In the entries that follow, how many lines hold the string "Edges"? Give only that number.

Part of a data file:
---*---
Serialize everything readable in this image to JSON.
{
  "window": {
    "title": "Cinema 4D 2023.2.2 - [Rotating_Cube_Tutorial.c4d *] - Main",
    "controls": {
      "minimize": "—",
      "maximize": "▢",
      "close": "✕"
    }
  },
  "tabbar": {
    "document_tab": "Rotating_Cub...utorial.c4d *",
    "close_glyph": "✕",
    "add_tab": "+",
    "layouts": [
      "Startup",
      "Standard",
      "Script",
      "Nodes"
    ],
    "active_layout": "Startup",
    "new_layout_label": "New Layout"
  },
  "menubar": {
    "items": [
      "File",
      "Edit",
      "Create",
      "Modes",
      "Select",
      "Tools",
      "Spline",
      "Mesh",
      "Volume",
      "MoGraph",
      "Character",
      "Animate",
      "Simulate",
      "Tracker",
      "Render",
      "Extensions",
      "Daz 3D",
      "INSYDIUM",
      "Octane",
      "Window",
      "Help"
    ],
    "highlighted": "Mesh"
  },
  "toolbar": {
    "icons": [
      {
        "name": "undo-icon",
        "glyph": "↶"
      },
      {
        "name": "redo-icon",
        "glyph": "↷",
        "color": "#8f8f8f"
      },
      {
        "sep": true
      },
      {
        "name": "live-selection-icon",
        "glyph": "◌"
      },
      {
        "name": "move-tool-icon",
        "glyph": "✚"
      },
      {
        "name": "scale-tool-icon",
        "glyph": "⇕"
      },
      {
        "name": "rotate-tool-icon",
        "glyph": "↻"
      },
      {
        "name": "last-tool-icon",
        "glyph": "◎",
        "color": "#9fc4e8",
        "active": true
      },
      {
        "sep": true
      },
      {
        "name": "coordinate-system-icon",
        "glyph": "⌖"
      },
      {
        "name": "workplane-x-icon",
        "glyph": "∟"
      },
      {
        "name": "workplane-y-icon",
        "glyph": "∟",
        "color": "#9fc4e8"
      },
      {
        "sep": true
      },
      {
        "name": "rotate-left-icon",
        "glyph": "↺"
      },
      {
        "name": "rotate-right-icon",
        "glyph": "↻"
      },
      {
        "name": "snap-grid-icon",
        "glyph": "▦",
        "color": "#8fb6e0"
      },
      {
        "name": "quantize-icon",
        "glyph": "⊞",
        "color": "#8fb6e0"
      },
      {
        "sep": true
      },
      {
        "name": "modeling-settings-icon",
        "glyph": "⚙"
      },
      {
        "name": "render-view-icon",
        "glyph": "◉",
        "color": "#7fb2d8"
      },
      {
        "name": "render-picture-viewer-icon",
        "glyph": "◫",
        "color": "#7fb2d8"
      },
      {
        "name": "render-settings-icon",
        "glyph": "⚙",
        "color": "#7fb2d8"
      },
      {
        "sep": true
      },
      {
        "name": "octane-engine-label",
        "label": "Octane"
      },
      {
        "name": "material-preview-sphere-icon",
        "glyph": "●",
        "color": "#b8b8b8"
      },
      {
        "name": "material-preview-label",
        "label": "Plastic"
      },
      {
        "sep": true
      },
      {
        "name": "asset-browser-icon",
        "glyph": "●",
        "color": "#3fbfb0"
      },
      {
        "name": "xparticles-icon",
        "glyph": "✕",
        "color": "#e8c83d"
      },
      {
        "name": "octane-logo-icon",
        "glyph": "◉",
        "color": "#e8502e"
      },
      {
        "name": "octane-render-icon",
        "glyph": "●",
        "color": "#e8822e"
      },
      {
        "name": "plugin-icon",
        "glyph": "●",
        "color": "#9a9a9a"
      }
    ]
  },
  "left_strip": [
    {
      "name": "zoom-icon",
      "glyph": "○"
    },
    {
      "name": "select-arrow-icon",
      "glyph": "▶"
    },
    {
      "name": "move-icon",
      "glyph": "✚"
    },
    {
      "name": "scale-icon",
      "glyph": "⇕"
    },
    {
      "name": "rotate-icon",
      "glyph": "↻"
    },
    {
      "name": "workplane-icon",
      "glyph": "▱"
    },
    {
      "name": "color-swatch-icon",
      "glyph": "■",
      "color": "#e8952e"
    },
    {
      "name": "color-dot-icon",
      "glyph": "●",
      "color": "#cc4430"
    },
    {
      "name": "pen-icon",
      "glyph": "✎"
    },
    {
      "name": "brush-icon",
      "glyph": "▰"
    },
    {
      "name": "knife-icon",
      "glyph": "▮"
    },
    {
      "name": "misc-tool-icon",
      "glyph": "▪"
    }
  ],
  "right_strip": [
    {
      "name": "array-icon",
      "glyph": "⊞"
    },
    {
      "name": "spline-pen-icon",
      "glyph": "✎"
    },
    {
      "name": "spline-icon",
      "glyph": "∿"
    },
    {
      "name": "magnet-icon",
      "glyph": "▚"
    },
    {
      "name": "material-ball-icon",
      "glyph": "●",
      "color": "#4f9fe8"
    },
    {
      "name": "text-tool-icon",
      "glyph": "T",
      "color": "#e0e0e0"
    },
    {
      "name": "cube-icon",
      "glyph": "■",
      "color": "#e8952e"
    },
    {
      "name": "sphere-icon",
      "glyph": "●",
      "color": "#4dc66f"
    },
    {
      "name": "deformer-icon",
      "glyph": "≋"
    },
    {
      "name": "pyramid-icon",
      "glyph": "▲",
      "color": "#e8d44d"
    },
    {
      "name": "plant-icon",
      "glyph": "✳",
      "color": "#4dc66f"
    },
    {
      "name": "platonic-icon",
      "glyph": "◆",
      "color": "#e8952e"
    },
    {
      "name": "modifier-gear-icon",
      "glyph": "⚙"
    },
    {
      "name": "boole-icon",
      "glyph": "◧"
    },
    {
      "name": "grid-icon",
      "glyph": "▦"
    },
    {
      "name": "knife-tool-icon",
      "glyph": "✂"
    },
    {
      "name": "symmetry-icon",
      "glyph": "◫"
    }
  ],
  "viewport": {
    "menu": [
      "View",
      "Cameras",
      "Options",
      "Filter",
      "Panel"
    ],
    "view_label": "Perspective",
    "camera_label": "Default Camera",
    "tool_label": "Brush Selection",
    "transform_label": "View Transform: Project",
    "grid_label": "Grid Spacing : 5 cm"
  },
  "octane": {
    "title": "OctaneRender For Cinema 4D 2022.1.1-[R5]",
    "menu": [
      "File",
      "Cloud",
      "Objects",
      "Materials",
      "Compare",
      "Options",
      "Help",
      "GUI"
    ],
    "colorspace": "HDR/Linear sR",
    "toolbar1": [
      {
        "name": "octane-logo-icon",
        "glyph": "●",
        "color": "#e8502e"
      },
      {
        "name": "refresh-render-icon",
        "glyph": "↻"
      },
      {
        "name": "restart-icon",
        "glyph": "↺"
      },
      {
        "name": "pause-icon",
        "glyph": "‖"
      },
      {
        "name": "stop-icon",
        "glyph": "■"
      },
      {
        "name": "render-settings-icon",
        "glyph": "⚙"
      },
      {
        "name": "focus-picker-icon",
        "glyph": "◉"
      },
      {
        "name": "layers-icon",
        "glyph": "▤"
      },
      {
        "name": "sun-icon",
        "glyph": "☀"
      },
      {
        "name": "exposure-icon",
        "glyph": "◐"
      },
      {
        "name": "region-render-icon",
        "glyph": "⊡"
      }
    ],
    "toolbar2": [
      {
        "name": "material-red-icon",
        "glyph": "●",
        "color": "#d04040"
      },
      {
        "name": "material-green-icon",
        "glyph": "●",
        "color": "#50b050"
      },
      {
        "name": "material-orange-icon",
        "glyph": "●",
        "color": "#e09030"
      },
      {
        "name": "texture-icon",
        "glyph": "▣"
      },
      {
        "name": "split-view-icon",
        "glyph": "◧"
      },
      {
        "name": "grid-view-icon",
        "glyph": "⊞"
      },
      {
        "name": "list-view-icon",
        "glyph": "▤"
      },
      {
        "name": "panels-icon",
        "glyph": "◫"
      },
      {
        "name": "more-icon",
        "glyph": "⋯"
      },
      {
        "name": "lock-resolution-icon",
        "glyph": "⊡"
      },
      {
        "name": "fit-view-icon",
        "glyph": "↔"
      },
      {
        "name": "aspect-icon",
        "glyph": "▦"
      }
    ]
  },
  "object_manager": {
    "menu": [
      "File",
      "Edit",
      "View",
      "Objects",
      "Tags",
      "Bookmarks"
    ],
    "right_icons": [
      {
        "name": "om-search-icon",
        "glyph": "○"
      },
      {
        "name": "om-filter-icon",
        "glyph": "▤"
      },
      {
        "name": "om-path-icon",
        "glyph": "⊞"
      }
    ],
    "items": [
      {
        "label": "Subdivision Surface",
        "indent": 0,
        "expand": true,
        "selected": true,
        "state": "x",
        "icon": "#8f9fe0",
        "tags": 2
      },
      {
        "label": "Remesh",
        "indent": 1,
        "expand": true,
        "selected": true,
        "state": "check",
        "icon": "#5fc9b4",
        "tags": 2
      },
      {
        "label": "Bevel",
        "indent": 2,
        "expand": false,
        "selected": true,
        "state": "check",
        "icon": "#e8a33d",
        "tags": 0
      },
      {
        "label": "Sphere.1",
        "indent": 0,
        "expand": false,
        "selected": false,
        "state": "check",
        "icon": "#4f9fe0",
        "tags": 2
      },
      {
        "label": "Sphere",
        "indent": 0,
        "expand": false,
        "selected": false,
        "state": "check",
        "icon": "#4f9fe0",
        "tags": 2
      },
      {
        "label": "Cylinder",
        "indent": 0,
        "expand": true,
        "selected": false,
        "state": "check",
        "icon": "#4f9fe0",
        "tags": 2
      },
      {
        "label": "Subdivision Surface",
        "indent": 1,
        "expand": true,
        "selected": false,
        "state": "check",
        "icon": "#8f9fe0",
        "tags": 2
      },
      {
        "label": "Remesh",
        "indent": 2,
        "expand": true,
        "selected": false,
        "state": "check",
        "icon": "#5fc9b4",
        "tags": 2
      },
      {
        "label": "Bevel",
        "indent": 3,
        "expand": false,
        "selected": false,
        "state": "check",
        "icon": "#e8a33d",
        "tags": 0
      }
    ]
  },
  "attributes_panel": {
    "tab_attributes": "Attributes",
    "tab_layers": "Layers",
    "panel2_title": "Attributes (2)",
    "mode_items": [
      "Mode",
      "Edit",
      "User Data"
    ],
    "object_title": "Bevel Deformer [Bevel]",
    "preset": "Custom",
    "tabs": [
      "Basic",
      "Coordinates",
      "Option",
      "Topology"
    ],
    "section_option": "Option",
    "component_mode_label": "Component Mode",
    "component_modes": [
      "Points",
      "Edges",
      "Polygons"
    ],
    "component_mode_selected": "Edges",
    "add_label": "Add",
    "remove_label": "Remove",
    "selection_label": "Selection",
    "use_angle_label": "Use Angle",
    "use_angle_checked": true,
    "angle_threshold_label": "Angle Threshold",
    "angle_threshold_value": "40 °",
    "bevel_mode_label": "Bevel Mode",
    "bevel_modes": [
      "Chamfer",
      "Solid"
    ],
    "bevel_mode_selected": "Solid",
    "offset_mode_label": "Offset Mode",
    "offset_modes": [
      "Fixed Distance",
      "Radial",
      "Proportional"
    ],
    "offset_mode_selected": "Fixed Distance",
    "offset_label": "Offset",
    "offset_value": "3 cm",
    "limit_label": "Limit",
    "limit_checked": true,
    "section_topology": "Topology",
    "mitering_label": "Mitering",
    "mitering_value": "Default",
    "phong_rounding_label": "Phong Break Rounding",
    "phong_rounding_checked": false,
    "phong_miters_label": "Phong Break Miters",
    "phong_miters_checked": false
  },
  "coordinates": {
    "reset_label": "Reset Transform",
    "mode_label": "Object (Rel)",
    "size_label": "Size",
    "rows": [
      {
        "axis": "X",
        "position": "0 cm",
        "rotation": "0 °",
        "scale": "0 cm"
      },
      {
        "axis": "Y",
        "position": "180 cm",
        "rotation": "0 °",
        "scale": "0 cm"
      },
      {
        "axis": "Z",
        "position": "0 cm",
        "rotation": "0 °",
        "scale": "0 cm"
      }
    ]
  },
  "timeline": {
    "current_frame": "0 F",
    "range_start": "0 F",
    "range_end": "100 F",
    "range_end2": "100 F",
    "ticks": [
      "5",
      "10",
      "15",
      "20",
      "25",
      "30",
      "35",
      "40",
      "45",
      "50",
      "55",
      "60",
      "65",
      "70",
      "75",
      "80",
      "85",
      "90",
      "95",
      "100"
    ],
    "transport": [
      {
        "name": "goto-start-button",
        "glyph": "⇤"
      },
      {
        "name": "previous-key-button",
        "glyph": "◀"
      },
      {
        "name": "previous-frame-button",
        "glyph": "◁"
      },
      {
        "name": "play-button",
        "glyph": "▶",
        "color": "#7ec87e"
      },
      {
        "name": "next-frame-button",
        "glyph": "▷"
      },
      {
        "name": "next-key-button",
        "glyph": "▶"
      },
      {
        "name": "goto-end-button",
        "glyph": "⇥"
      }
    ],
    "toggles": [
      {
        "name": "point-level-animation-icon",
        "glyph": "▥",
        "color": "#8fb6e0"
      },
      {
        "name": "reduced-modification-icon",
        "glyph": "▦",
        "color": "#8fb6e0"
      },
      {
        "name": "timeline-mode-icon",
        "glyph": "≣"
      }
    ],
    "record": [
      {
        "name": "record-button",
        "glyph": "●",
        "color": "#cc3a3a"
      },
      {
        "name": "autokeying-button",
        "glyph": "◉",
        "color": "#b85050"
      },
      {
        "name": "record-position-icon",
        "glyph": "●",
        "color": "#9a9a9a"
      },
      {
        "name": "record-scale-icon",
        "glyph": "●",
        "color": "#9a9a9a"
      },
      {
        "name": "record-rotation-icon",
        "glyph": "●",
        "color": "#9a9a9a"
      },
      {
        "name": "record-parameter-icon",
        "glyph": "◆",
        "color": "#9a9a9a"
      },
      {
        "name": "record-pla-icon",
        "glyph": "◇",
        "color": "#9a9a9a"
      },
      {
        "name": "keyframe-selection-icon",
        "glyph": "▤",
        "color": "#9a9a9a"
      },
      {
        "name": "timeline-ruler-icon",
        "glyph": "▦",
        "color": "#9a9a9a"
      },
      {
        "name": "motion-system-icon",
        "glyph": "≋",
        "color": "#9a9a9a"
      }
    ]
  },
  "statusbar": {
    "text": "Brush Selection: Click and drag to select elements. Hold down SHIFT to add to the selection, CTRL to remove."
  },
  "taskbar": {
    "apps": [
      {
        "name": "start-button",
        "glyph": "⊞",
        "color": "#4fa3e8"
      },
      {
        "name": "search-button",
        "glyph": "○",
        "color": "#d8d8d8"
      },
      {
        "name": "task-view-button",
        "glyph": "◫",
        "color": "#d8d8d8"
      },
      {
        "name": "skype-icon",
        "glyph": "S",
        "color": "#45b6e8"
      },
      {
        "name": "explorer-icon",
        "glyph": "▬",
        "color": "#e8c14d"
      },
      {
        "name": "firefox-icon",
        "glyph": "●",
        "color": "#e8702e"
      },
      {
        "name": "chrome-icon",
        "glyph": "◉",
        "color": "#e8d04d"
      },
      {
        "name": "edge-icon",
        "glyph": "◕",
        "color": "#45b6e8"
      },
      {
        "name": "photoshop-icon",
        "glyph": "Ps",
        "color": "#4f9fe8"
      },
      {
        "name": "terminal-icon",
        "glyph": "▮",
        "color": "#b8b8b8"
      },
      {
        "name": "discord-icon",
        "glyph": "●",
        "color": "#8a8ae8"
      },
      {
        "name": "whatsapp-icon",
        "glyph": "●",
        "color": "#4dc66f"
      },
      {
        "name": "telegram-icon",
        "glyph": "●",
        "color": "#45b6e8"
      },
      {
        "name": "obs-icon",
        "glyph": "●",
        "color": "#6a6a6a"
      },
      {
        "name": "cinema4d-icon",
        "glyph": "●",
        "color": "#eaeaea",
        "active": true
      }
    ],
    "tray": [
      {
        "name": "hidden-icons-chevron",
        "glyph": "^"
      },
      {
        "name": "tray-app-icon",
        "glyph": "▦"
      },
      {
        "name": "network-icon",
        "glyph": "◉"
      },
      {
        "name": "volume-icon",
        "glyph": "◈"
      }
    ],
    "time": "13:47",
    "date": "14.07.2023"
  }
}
---*---
**Response below:**
2